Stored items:
##############################

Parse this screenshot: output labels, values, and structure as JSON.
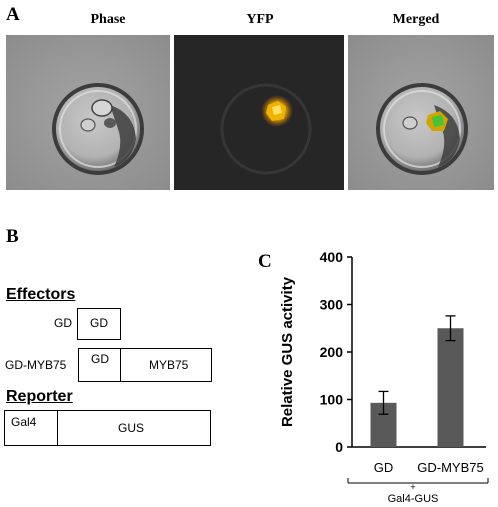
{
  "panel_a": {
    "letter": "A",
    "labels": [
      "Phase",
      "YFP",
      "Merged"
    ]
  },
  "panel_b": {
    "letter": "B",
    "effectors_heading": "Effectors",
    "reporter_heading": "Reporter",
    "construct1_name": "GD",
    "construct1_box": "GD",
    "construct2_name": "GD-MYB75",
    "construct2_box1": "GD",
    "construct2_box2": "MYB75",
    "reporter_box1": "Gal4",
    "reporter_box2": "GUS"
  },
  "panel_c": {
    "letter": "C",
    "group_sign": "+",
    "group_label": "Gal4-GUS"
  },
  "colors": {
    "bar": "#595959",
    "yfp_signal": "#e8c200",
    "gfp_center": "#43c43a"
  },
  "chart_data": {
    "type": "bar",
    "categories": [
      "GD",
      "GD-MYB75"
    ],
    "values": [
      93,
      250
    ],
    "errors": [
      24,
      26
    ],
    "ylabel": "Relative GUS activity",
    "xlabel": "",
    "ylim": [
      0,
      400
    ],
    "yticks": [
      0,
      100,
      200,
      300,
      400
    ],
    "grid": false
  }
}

##############################

Every line above should be repeated exactly; pictures stay out of the copy.

Parse this screenshot: output labels, values, and structure as JSON.
{
  "panel_a": {
    "letter": "A",
    "labels": [
      "Phase",
      "YFP",
      "Merged"
    ]
  },
  "panel_b": {
    "letter": "B",
    "effectors_heading": "Effectors",
    "reporter_heading": "Reporter",
    "construct1_name": "GD",
    "construct1_box": "GD",
    "construct2_name": "GD-MYB75",
    "construct2_box1": "GD",
    "construct2_box2": "MYB75",
    "reporter_box1": "Gal4",
    "reporter_box2": "GUS"
  },
  "panel_c": {
    "letter": "C",
    "group_sign": "+",
    "group_label": "Gal4-GUS"
  },
  "colors": {
    "bar": "#595959",
    "yfp_signal": "#e8c200",
    "gfp_center": "#43c43a"
  },
  "chart_data": {
    "type": "bar",
    "categories": [
      "GD",
      "GD-MYB75"
    ],
    "values": [
      93,
      250
    ],
    "errors": [
      24,
      26
    ],
    "ylabel": "Relative GUS activity",
    "xlabel": "",
    "ylim": [
      0,
      400
    ],
    "yticks": [
      0,
      100,
      200,
      300,
      400
    ],
    "grid": false
  }
}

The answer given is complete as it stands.